● **PROBLEM STATEMENT**
Express the rows from the line with "lon-label: 18E: [296, 554, 313, 564]" to the line with "colorbar-label: 0.3: [702, 270, 720, 283]", both included, as a JSON list of strings with one string per line and blank lines omitted.

● **EXTRACTED RECORDS**
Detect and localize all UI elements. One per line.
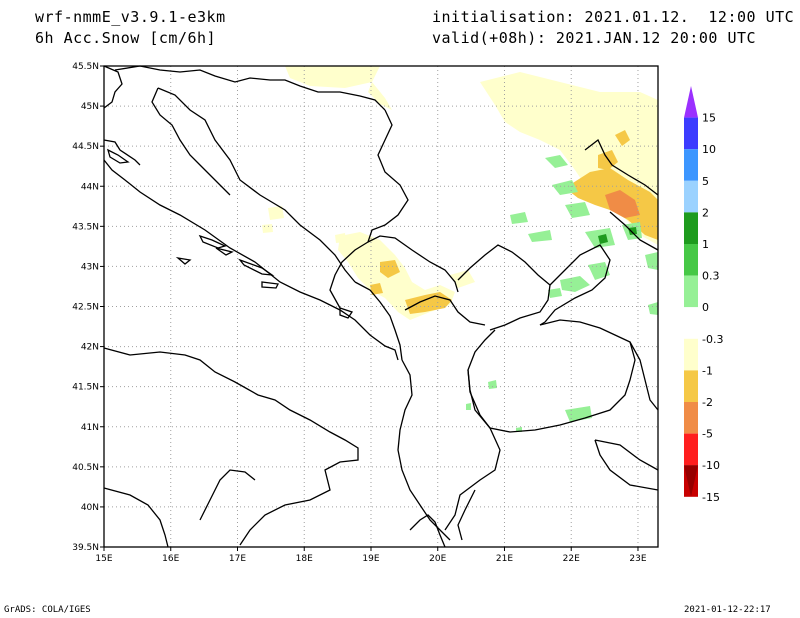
lon-label: 18E: [296, 554, 313, 564]
coastlines-borders: [103, 65, 659, 548]
lat-label: 43N: [81, 262, 99, 272]
colorbar-label: 1: [702, 238, 709, 251]
lon-label: 21E: [496, 554, 513, 564]
lon-label: 15E: [95, 554, 112, 564]
valid-time: valid(+08h): 2021.JAN.12 20:00 UTC: [432, 29, 757, 47]
lon-label: 19E: [362, 554, 379, 564]
lon-label: 17E: [229, 554, 246, 564]
colorbar-swatch: [684, 370, 698, 402]
colorbar: 15 10 5 2 1 0.3 0 -0.3 -1 -2 -5 -10 -15: [684, 86, 723, 504]
lat-label: 41N: [81, 423, 99, 433]
colorbar-label: 10: [702, 143, 716, 156]
lon-label: 20E: [429, 554, 446, 564]
colorbar-label: 0.3: [702, 270, 720, 283]
lat-label: 44.5N: [72, 142, 99, 152]
colorbar-swatch: [684, 180, 698, 213]
colorbar-label: -5: [702, 428, 713, 441]
colorbar-label: -0.3: [702, 333, 723, 346]
colorbar-swatch: [684, 338, 698, 371]
colorbar-swatch: [684, 433, 698, 466]
lon-label: 16E: [162, 554, 179, 564]
lon-label: 22E: [563, 554, 580, 564]
colorbar-swatch: [684, 307, 698, 339]
lat-label: 40N: [81, 503, 99, 513]
colorbar-label: 0: [702, 301, 709, 314]
colorbar-label: 2: [702, 206, 709, 219]
footer-left: GrADS: COLA/IGES: [4, 605, 91, 615]
colorbar-label: 15: [702, 112, 716, 125]
lat-label: 43.5N: [72, 222, 99, 232]
lon-label: 23E: [629, 554, 646, 564]
colorbar-label: -1: [702, 364, 713, 377]
snow-shading: [262, 66, 658, 432]
lat-label: 42.5N: [72, 303, 99, 313]
lat-label: 45N: [81, 102, 99, 112]
colorbar-swatch: [684, 275, 698, 308]
lat-label: 40.5N: [72, 463, 99, 473]
lat-label: 39.5N: [72, 543, 99, 553]
footer-right: 2021-01-12-22:17: [684, 605, 771, 615]
colorbar-swatch: [684, 465, 698, 497]
lat-label: 45.5N: [72, 62, 99, 72]
init-time: initialisation: 2021.01.12. 12:00 UTC: [432, 8, 795, 26]
model-title: wrf-nmmE_v3.9.1-e3km: [35, 8, 226, 26]
colorbar-label: -2: [702, 396, 713, 409]
lat-label: 44N: [81, 182, 99, 192]
lat-label: 42N: [81, 343, 99, 353]
colorbar-swatch: [684, 117, 698, 150]
colorbar-swatch: [684, 402, 698, 434]
colorbar-swatch: [684, 86, 698, 118]
colorbar-label: -10: [702, 459, 720, 472]
colorbar-label: -15: [702, 491, 720, 504]
colorbar-swatch: [684, 212, 698, 244]
colorbar-swatch: [684, 244, 698, 276]
colorbar-swatch: [684, 149, 698, 181]
lat-label: 41.5N: [72, 383, 99, 393]
field-title: 6h Acc.Snow [cm/6h]: [35, 29, 217, 47]
colorbar-label: 5: [702, 175, 709, 188]
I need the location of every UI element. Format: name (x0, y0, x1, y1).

● **REPLY TO THE EXERCISE**
[
  "lon-label: 18E: [296, 554, 313, 564]",
  "coastlines-borders: [103, 65, 659, 548]",
  "lat-label: 43N: [81, 262, 99, 272]",
  "colorbar-label: 1: [702, 238, 709, 251]",
  "lon-label: 21E: [496, 554, 513, 564]",
  "lon-label: 15E: [95, 554, 112, 564]",
  "valid-time: valid(+08h): 2021.JAN.12 20:00 UTC: [432, 29, 757, 47]",
  "lon-label: 19E: [362, 554, 379, 564]",
  "lon-label: 17E: [229, 554, 246, 564]",
  "colorbar-swatch: [684, 370, 698, 402]",
  "colorbar: 15 10 5 2 1 0.3 0 -0.3 -1 -2 -5 -10 -15: [684, 86, 723, 504]",
  "lat-label: 41N: [81, 423, 99, 433]",
  "colorbar-label: 10: [702, 143, 716, 156]",
  "lon-label: 20E: [429, 554, 446, 564]",
  "colorbar-label: 0.3: [702, 270, 720, 283]"
]